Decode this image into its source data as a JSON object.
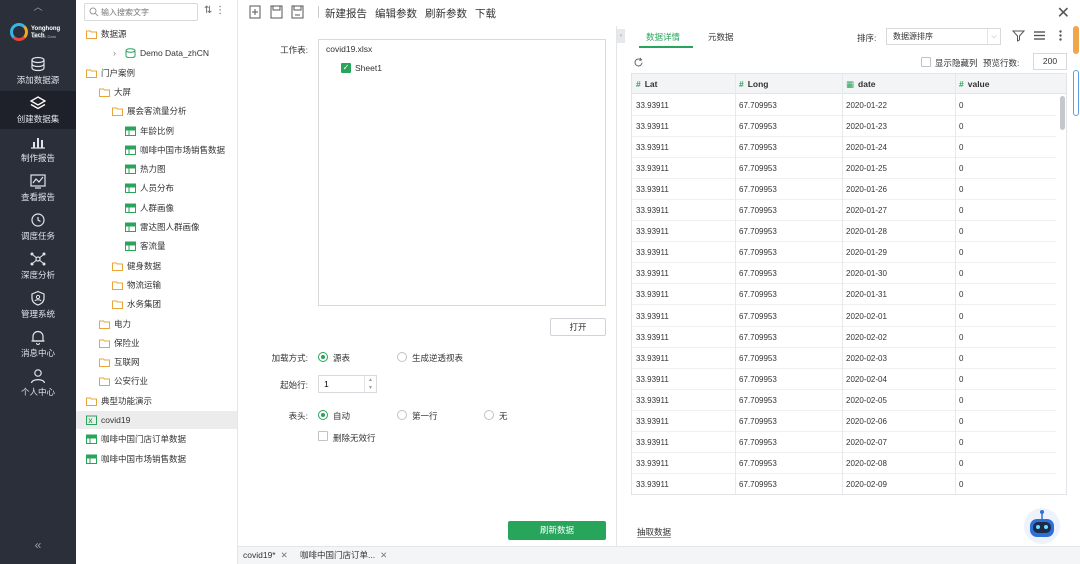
{
  "nav": {
    "brand": "Yonghong Tech",
    "brand_sub": "Talk with Data",
    "items": [
      {
        "label": "添加数据源",
        "icon": "database-icon"
      },
      {
        "label": "创建数据集",
        "icon": "layers-icon"
      },
      {
        "label": "制作报告",
        "icon": "bar-chart-icon"
      },
      {
        "label": "查看报告",
        "icon": "line-chart-icon"
      },
      {
        "label": "调度任务",
        "icon": "clock-icon"
      },
      {
        "label": "深度分析",
        "icon": "network-icon"
      },
      {
        "label": "管理系统",
        "icon": "shield-icon"
      },
      {
        "label": "消息中心",
        "icon": "bell-icon"
      },
      {
        "label": "个人中心",
        "icon": "user-icon"
      }
    ],
    "active_index": 1,
    "collapse_glyph": "«"
  },
  "tree": {
    "search_placeholder": "输入搜索文字",
    "tools_glyph": "⇅ ⋮",
    "nodes": [
      {
        "label": "数据源",
        "type": "folder",
        "indent": 0,
        "caret": ""
      },
      {
        "label": "Demo Data_zhCN",
        "type": "db",
        "indent": 1,
        "caret": "›"
      },
      {
        "label": "门户案例",
        "type": "folder",
        "indent": 0,
        "caret": ""
      },
      {
        "label": "大屏",
        "type": "folder",
        "indent": 1,
        "caret": ""
      },
      {
        "label": "展会客流量分析",
        "type": "folder",
        "indent": 2,
        "caret": ""
      },
      {
        "label": "年龄比例",
        "type": "table",
        "indent": 3,
        "caret": ""
      },
      {
        "label": "咖啡中国市场销售数据",
        "type": "table",
        "indent": 3,
        "caret": ""
      },
      {
        "label": "热力图",
        "type": "table",
        "indent": 3,
        "caret": ""
      },
      {
        "label": "人员分布",
        "type": "table",
        "indent": 3,
        "caret": ""
      },
      {
        "label": "人群画像",
        "type": "table",
        "indent": 3,
        "caret": ""
      },
      {
        "label": "雷达图人群画像",
        "type": "table",
        "indent": 3,
        "caret": ""
      },
      {
        "label": "客流量",
        "type": "table",
        "indent": 3,
        "caret": ""
      },
      {
        "label": "健身数据",
        "type": "folder",
        "indent": 2,
        "caret": ""
      },
      {
        "label": "物流运输",
        "type": "folder",
        "indent": 2,
        "caret": ""
      },
      {
        "label": "水务集团",
        "type": "folder",
        "indent": 2,
        "caret": ""
      },
      {
        "label": "电力",
        "type": "folder",
        "indent": 1,
        "caret": ""
      },
      {
        "label": "保险业",
        "type": "folder",
        "indent": 1,
        "caret": ""
      },
      {
        "label": "互联网",
        "type": "folder",
        "indent": 1,
        "caret": ""
      },
      {
        "label": "公安行业",
        "type": "folder",
        "indent": 1,
        "caret": ""
      },
      {
        "label": "典型功能演示",
        "type": "folder",
        "indent": 0,
        "caret": ""
      },
      {
        "label": "covid19",
        "type": "excel",
        "indent": 0,
        "caret": "",
        "selected": true
      },
      {
        "label": "咖啡中国门店订单数据",
        "type": "table",
        "indent": 0,
        "caret": ""
      },
      {
        "label": "咖啡中国市场销售数据",
        "type": "table",
        "indent": 0,
        "caret": ""
      }
    ]
  },
  "toolbar": {
    "buttons": [
      "新建报告",
      "编辑参数",
      "刷新参数",
      "下载"
    ],
    "close_glyph": "✕"
  },
  "config": {
    "worksheet_label": "工作表:",
    "file_name": "covid19.xlsx",
    "sheet_name": "Sheet1",
    "sheet_checked": true,
    "open_button": "打开",
    "load_mode_label": "加载方式:",
    "load_mode_options": [
      "源表",
      "生成逆透视表"
    ],
    "load_mode_selected": 0,
    "start_row_label": "起始行:",
    "start_row_value": "1",
    "header_label": "表头:",
    "header_options": [
      "自动",
      "第一行",
      "无"
    ],
    "header_selected": 0,
    "delete_invalid_label": "删除无效行",
    "refresh_button": "刷新数据"
  },
  "bottom_tabs": [
    {
      "label": "covid19*",
      "close": "✕"
    },
    {
      "label": "咖啡中国门店订单...",
      "close": "✕"
    }
  ],
  "datapanel": {
    "tabs": [
      "数据详情",
      "元数据"
    ],
    "active_tab": 0,
    "sort_label": "排序:",
    "sort_value": "数据源排序",
    "show_hidden_label": "显示隐藏列",
    "preview_rows_label": "预览行数:",
    "preview_rows_value": "200",
    "columns": [
      {
        "name": "Lat",
        "type_glyph": "#"
      },
      {
        "name": "Long",
        "type_glyph": "#"
      },
      {
        "name": "date",
        "type_glyph": "▦"
      },
      {
        "name": "value",
        "type_glyph": "#"
      }
    ],
    "rows": [
      [
        "33.93911",
        "67.709953",
        "2020-01-22",
        "0"
      ],
      [
        "33.93911",
        "67.709953",
        "2020-01-23",
        "0"
      ],
      [
        "33.93911",
        "67.709953",
        "2020-01-24",
        "0"
      ],
      [
        "33.93911",
        "67.709953",
        "2020-01-25",
        "0"
      ],
      [
        "33.93911",
        "67.709953",
        "2020-01-26",
        "0"
      ],
      [
        "33.93911",
        "67.709953",
        "2020-01-27",
        "0"
      ],
      [
        "33.93911",
        "67.709953",
        "2020-01-28",
        "0"
      ],
      [
        "33.93911",
        "67.709953",
        "2020-01-29",
        "0"
      ],
      [
        "33.93911",
        "67.709953",
        "2020-01-30",
        "0"
      ],
      [
        "33.93911",
        "67.709953",
        "2020-01-31",
        "0"
      ],
      [
        "33.93911",
        "67.709953",
        "2020-02-01",
        "0"
      ],
      [
        "33.93911",
        "67.709953",
        "2020-02-02",
        "0"
      ],
      [
        "33.93911",
        "67.709953",
        "2020-02-03",
        "0"
      ],
      [
        "33.93911",
        "67.709953",
        "2020-02-04",
        "0"
      ],
      [
        "33.93911",
        "67.709953",
        "2020-02-05",
        "0"
      ],
      [
        "33.93911",
        "67.709953",
        "2020-02-06",
        "0"
      ],
      [
        "33.93911",
        "67.709953",
        "2020-02-07",
        "0"
      ],
      [
        "33.93911",
        "67.709953",
        "2020-02-08",
        "0"
      ],
      [
        "33.93911",
        "67.709953",
        "2020-02-09",
        "0"
      ]
    ],
    "extract_label": "抽取数据"
  },
  "colors": {
    "accent": "#27a55a",
    "nav_bg": "#2b2f3a",
    "scroll_accent": "#f0a64a"
  }
}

- [Task objective]
Output every entry word for word, but omit the pictures.

- [Exercise result]
Decode this image into its source data as a JSON object.
{
  "nav": {
    "brand": "Yonghong Tech",
    "brand_sub": "Talk with Data",
    "items": [
      {
        "label": "添加数据源",
        "icon": "database-icon"
      },
      {
        "label": "创建数据集",
        "icon": "layers-icon"
      },
      {
        "label": "制作报告",
        "icon": "bar-chart-icon"
      },
      {
        "label": "查看报告",
        "icon": "line-chart-icon"
      },
      {
        "label": "调度任务",
        "icon": "clock-icon"
      },
      {
        "label": "深度分析",
        "icon": "network-icon"
      },
      {
        "label": "管理系统",
        "icon": "shield-icon"
      },
      {
        "label": "消息中心",
        "icon": "bell-icon"
      },
      {
        "label": "个人中心",
        "icon": "user-icon"
      }
    ],
    "active_index": 1,
    "collapse_glyph": "«"
  },
  "tree": {
    "search_placeholder": "输入搜索文字",
    "tools_glyph": "⇅ ⋮",
    "nodes": [
      {
        "label": "数据源",
        "type": "folder",
        "indent": 0,
        "caret": ""
      },
      {
        "label": "Demo Data_zhCN",
        "type": "db",
        "indent": 1,
        "caret": "›"
      },
      {
        "label": "门户案例",
        "type": "folder",
        "indent": 0,
        "caret": ""
      },
      {
        "label": "大屏",
        "type": "folder",
        "indent": 1,
        "caret": ""
      },
      {
        "label": "展会客流量分析",
        "type": "folder",
        "indent": 2,
        "caret": ""
      },
      {
        "label": "年龄比例",
        "type": "table",
        "indent": 3,
        "caret": ""
      },
      {
        "label": "咖啡中国市场销售数据",
        "type": "table",
        "indent": 3,
        "caret": ""
      },
      {
        "label": "热力图",
        "type": "table",
        "indent": 3,
        "caret": ""
      },
      {
        "label": "人员分布",
        "type": "table",
        "indent": 3,
        "caret": ""
      },
      {
        "label": "人群画像",
        "type": "table",
        "indent": 3,
        "caret": ""
      },
      {
        "label": "雷达图人群画像",
        "type": "table",
        "indent": 3,
        "caret": ""
      },
      {
        "label": "客流量",
        "type": "table",
        "indent": 3,
        "caret": ""
      },
      {
        "label": "健身数据",
        "type": "folder",
        "indent": 2,
        "caret": ""
      },
      {
        "label": "物流运输",
        "type": "folder",
        "indent": 2,
        "caret": ""
      },
      {
        "label": "水务集团",
        "type": "folder",
        "indent": 2,
        "caret": ""
      },
      {
        "label": "电力",
        "type": "folder",
        "indent": 1,
        "caret": ""
      },
      {
        "label": "保险业",
        "type": "folder",
        "indent": 1,
        "caret": ""
      },
      {
        "label": "互联网",
        "type": "folder",
        "indent": 1,
        "caret": ""
      },
      {
        "label": "公安行业",
        "type": "folder",
        "indent": 1,
        "caret": ""
      },
      {
        "label": "典型功能演示",
        "type": "folder",
        "indent": 0,
        "caret": ""
      },
      {
        "label": "covid19",
        "type": "excel",
        "indent": 0,
        "caret": "",
        "selected": true
      },
      {
        "label": "咖啡中国门店订单数据",
        "type": "table",
        "indent": 0,
        "caret": ""
      },
      {
        "label": "咖啡中国市场销售数据",
        "type": "table",
        "indent": 0,
        "caret": ""
      }
    ]
  },
  "toolbar": {
    "buttons": [
      "新建报告",
      "编辑参数",
      "刷新参数",
      "下载"
    ],
    "close_glyph": "✕"
  },
  "config": {
    "worksheet_label": "工作表:",
    "file_name": "covid19.xlsx",
    "sheet_name": "Sheet1",
    "sheet_checked": true,
    "open_button": "打开",
    "load_mode_label": "加载方式:",
    "load_mode_options": [
      "源表",
      "生成逆透视表"
    ],
    "load_mode_selected": 0,
    "start_row_label": "起始行:",
    "start_row_value": "1",
    "header_label": "表头:",
    "header_options": [
      "自动",
      "第一行",
      "无"
    ],
    "header_selected": 0,
    "delete_invalid_label": "删除无效行",
    "refresh_button": "刷新数据"
  },
  "bottom_tabs": [
    {
      "label": "covid19*",
      "close": "✕"
    },
    {
      "label": "咖啡中国门店订单...",
      "close": "✕"
    }
  ],
  "datapanel": {
    "tabs": [
      "数据详情",
      "元数据"
    ],
    "active_tab": 0,
    "sort_label": "排序:",
    "sort_value": "数据源排序",
    "show_hidden_label": "显示隐藏列",
    "preview_rows_label": "预览行数:",
    "preview_rows_value": "200",
    "columns": [
      {
        "name": "Lat",
        "type_glyph": "#"
      },
      {
        "name": "Long",
        "type_glyph": "#"
      },
      {
        "name": "date",
        "type_glyph": "▦"
      },
      {
        "name": "value",
        "type_glyph": "#"
      }
    ],
    "rows": [
      [
        "33.93911",
        "67.709953",
        "2020-01-22",
        "0"
      ],
      [
        "33.93911",
        "67.709953",
        "2020-01-23",
        "0"
      ],
      [
        "33.93911",
        "67.709953",
        "2020-01-24",
        "0"
      ],
      [
        "33.93911",
        "67.709953",
        "2020-01-25",
        "0"
      ],
      [
        "33.93911",
        "67.709953",
        "2020-01-26",
        "0"
      ],
      [
        "33.93911",
        "67.709953",
        "2020-01-27",
        "0"
      ],
      [
        "33.93911",
        "67.709953",
        "2020-01-28",
        "0"
      ],
      [
        "33.93911",
        "67.709953",
        "2020-01-29",
        "0"
      ],
      [
        "33.93911",
        "67.709953",
        "2020-01-30",
        "0"
      ],
      [
        "33.93911",
        "67.709953",
        "2020-01-31",
        "0"
      ],
      [
        "33.93911",
        "67.709953",
        "2020-02-01",
        "0"
      ],
      [
        "33.93911",
        "67.709953",
        "2020-02-02",
        "0"
      ],
      [
        "33.93911",
        "67.709953",
        "2020-02-03",
        "0"
      ],
      [
        "33.93911",
        "67.709953",
        "2020-02-04",
        "0"
      ],
      [
        "33.93911",
        "67.709953",
        "2020-02-05",
        "0"
      ],
      [
        "33.93911",
        "67.709953",
        "2020-02-06",
        "0"
      ],
      [
        "33.93911",
        "67.709953",
        "2020-02-07",
        "0"
      ],
      [
        "33.93911",
        "67.709953",
        "2020-02-08",
        "0"
      ],
      [
        "33.93911",
        "67.709953",
        "2020-02-09",
        "0"
      ]
    ],
    "extract_label": "抽取数据"
  },
  "colors": {
    "accent": "#27a55a",
    "nav_bg": "#2b2f3a",
    "scroll_accent": "#f0a64a"
  }
}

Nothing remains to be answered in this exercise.